Copy the data below line for line, without changing a single character.

◆ Available data ◆
>>
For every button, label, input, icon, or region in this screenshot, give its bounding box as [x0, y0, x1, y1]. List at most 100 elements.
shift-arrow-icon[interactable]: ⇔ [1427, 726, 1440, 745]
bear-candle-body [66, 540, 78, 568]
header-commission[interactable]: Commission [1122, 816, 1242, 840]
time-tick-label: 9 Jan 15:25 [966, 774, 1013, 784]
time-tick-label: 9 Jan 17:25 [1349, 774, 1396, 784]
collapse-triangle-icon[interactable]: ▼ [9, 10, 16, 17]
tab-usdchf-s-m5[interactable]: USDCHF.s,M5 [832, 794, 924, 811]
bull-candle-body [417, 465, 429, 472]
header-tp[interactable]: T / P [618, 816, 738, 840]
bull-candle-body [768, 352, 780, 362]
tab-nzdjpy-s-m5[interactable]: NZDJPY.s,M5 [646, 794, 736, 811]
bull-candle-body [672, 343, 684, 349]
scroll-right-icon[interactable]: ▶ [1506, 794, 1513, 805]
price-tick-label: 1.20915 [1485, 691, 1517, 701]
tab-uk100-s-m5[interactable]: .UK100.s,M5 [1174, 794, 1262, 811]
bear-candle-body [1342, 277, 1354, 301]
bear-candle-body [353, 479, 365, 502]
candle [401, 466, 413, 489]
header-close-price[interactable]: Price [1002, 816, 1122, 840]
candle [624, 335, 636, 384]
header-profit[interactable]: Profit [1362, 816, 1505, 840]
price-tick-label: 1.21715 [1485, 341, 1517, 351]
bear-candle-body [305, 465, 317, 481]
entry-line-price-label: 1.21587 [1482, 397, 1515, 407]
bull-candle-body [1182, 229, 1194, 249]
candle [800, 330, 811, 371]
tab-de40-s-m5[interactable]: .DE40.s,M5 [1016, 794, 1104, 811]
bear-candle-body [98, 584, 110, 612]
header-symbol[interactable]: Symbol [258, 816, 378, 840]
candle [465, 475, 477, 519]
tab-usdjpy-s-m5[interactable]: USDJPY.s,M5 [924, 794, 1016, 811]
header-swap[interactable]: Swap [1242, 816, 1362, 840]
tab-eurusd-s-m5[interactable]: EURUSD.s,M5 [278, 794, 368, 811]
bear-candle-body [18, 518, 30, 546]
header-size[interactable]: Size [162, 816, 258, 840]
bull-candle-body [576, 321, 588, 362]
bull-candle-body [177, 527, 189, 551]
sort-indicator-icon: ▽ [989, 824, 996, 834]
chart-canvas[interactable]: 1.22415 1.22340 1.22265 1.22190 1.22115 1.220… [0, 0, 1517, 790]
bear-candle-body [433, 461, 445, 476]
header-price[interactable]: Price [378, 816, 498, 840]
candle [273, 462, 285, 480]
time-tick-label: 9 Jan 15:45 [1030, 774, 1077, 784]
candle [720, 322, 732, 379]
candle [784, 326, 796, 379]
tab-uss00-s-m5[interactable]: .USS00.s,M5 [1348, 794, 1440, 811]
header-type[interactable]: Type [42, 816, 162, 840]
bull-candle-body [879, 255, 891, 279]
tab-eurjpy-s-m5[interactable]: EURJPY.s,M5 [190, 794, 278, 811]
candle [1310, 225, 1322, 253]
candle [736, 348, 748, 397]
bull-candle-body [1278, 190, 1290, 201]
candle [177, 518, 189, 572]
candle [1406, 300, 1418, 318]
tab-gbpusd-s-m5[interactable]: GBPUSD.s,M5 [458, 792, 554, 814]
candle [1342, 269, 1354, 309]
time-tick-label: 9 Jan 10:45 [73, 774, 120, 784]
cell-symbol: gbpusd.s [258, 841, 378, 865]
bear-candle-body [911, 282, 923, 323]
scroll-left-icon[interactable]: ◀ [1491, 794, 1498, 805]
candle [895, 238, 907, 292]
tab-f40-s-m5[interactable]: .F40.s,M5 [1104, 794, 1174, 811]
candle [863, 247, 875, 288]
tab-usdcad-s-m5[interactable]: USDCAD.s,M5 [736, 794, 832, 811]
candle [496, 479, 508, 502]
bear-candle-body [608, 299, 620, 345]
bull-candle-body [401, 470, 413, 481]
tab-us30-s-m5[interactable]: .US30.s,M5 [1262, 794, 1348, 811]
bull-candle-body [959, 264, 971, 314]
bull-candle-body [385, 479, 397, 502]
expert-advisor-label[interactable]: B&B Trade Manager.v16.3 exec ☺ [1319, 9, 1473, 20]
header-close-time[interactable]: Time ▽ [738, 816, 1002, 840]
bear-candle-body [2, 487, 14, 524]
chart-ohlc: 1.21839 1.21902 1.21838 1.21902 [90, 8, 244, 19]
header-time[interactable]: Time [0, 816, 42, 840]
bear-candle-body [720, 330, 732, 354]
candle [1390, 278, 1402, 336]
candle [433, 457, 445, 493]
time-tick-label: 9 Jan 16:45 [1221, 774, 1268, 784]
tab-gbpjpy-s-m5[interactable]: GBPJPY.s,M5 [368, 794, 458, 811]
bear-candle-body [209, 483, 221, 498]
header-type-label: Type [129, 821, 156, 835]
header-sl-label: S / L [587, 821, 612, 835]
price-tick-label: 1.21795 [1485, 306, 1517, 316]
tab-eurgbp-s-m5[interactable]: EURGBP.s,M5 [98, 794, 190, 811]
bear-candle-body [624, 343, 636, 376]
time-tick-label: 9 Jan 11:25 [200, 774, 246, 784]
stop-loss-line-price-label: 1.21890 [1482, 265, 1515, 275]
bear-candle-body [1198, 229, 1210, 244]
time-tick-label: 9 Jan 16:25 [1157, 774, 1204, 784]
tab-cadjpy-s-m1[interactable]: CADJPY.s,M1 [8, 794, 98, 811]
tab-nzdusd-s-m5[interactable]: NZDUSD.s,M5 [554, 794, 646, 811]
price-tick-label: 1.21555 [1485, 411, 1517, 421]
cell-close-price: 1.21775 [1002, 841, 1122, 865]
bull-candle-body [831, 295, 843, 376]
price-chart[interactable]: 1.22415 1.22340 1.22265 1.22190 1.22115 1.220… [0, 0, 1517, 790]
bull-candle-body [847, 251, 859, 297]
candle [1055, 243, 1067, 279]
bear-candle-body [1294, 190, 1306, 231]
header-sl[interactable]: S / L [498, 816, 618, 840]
<<
◆ Finished exercise ◆
For every button, label, input, icon, or region in this screenshot, give its bounding box as [x0, y0, x1, y1]. List at most 100 elements.
shift-arrow-icon[interactable]: ⇔ [1427, 726, 1440, 745]
bear-candle-body [66, 540, 78, 568]
header-commission[interactable]: Commission [1122, 816, 1242, 840]
time-tick-label: 9 Jan 15:25 [966, 774, 1013, 784]
time-tick-label: 9 Jan 17:25 [1349, 774, 1396, 784]
collapse-triangle-icon[interactable]: ▼ [9, 10, 16, 17]
tab-usdchf-s-m5[interactable]: USDCHF.s,M5 [832, 794, 924, 811]
bull-candle-body [417, 465, 429, 472]
header-tp[interactable]: T / P [618, 816, 738, 840]
bull-candle-body [768, 352, 780, 362]
tab-nzdjpy-s-m5[interactable]: NZDJPY.s,M5 [646, 794, 736, 811]
bull-candle-body [672, 343, 684, 349]
scroll-right-icon[interactable]: ▶ [1506, 794, 1513, 805]
price-tick-label: 1.20915 [1485, 691, 1517, 701]
tab-uk100-s-m5[interactable]: .UK100.s,M5 [1174, 794, 1262, 811]
bear-candle-body [1342, 277, 1354, 301]
bear-candle-body [353, 479, 365, 502]
candle [401, 466, 413, 489]
header-close-price[interactable]: Price [1002, 816, 1122, 840]
candle [624, 335, 636, 384]
header-profit[interactable]: Profit [1362, 816, 1505, 840]
price-tick-label: 1.21715 [1485, 341, 1517, 351]
bear-candle-body [305, 465, 317, 481]
entry-line-price-label: 1.21587 [1482, 397, 1515, 407]
bull-candle-body [1182, 229, 1194, 249]
candle [800, 330, 811, 371]
tab-de40-s-m5[interactable]: .DE40.s,M5 [1016, 794, 1104, 811]
bear-candle-body [98, 584, 110, 612]
header-symbol[interactable]: Symbol [258, 816, 378, 840]
candle [465, 475, 477, 519]
tab-usdjpy-s-m5[interactable]: USDJPY.s,M5 [924, 794, 1016, 811]
header-swap[interactable]: Swap [1242, 816, 1362, 840]
tab-eurusd-s-m5[interactable]: EURUSD.s,M5 [278, 794, 368, 811]
bear-candle-body [18, 518, 30, 546]
header-size[interactable]: Size [162, 816, 258, 840]
bull-candle-body [576, 321, 588, 362]
bull-candle-body [177, 527, 189, 551]
sort-indicator-icon: ▽ [989, 824, 996, 834]
chart-canvas[interactable]: 1.22415 1.22340 1.22265 1.22190 1.22115 1.220… [0, 0, 1517, 790]
bear-candle-body [433, 461, 445, 476]
header-price[interactable]: Price [378, 816, 498, 840]
candle [273, 462, 285, 480]
time-tick-label: 9 Jan 15:45 [1030, 774, 1077, 784]
candle [720, 322, 732, 379]
candle [784, 326, 796, 379]
tab-uss00-s-m5[interactable]: .USS00.s,M5 [1348, 794, 1440, 811]
header-type[interactable]: Type [42, 816, 162, 840]
bull-candle-body [879, 255, 891, 279]
tab-eurjpy-s-m5[interactable]: EURJPY.s,M5 [190, 794, 278, 811]
candle [1310, 225, 1322, 253]
candle [736, 348, 748, 397]
bull-candle-body [1278, 190, 1290, 201]
candle [177, 518, 189, 572]
candle [1406, 300, 1418, 318]
tab-gbpusd-s-m5[interactable]: GBPUSD.s,M5 [458, 792, 554, 814]
candle [1342, 269, 1354, 309]
time-tick-label: 9 Jan 10:45 [73, 774, 120, 784]
cell-symbol: gbpusd.s [258, 841, 378, 865]
bear-candle-body [911, 282, 923, 323]
scroll-left-icon[interactable]: ◀ [1491, 794, 1498, 805]
candle [895, 238, 907, 292]
tab-f40-s-m5[interactable]: .F40.s,M5 [1104, 794, 1174, 811]
candle [863, 247, 875, 288]
tab-usdcad-s-m5[interactable]: USDCAD.s,M5 [736, 794, 832, 811]
candle [496, 479, 508, 502]
bear-candle-body [608, 299, 620, 345]
bull-candle-body [401, 470, 413, 481]
tab-us30-s-m5[interactable]: .US30.s,M5 [1262, 794, 1348, 811]
bull-candle-body [959, 264, 971, 314]
bull-candle-body [385, 479, 397, 502]
expert-advisor-label[interactable]: B&B Trade Manager.v16.3 exec ☺ [1319, 9, 1473, 20]
header-close-time[interactable]: Time ▽ [738, 816, 1002, 840]
bear-candle-body [2, 487, 14, 524]
chart-ohlc: 1.21839 1.21902 1.21838 1.21902 [90, 8, 244, 19]
header-time[interactable]: Time [0, 816, 42, 840]
bear-candle-body [720, 330, 732, 354]
candle [1390, 278, 1402, 336]
candle [433, 457, 445, 493]
time-tick-label: 9 Jan 16:45 [1221, 774, 1268, 784]
tab-gbpjpy-s-m5[interactable]: GBPJPY.s,M5 [368, 794, 458, 811]
bear-candle-body [209, 483, 221, 498]
header-type-label: Type [129, 821, 156, 835]
header-sl-label: S / L [587, 821, 612, 835]
price-tick-label: 1.21795 [1485, 306, 1517, 316]
tab-eurgbp-s-m5[interactable]: EURGBP.s,M5 [98, 794, 190, 811]
bear-candle-body [624, 343, 636, 376]
time-tick-label: 9 Jan 11:25 [200, 774, 246, 784]
stop-loss-line-price-label: 1.21890 [1482, 265, 1515, 275]
bear-candle-body [1198, 229, 1210, 244]
time-tick-label: 9 Jan 16:25 [1157, 774, 1204, 784]
tab-cadjpy-s-m1[interactable]: CADJPY.s,M1 [8, 794, 98, 811]
tab-nzdusd-s-m5[interactable]: NZDUSD.s,M5 [554, 794, 646, 811]
price-tick-label: 1.21555 [1485, 411, 1517, 421]
cell-close-price: 1.21775 [1002, 841, 1122, 865]
bull-candle-body [831, 295, 843, 376]
price-chart[interactable]: 1.22415 1.22340 1.22265 1.22190 1.22115 1.220… [0, 0, 1517, 790]
bull-candle-body [847, 251, 859, 297]
candle [1055, 243, 1067, 279]
bear-candle-body [1294, 190, 1306, 231]
header-sl[interactable]: S / L [498, 816, 618, 840]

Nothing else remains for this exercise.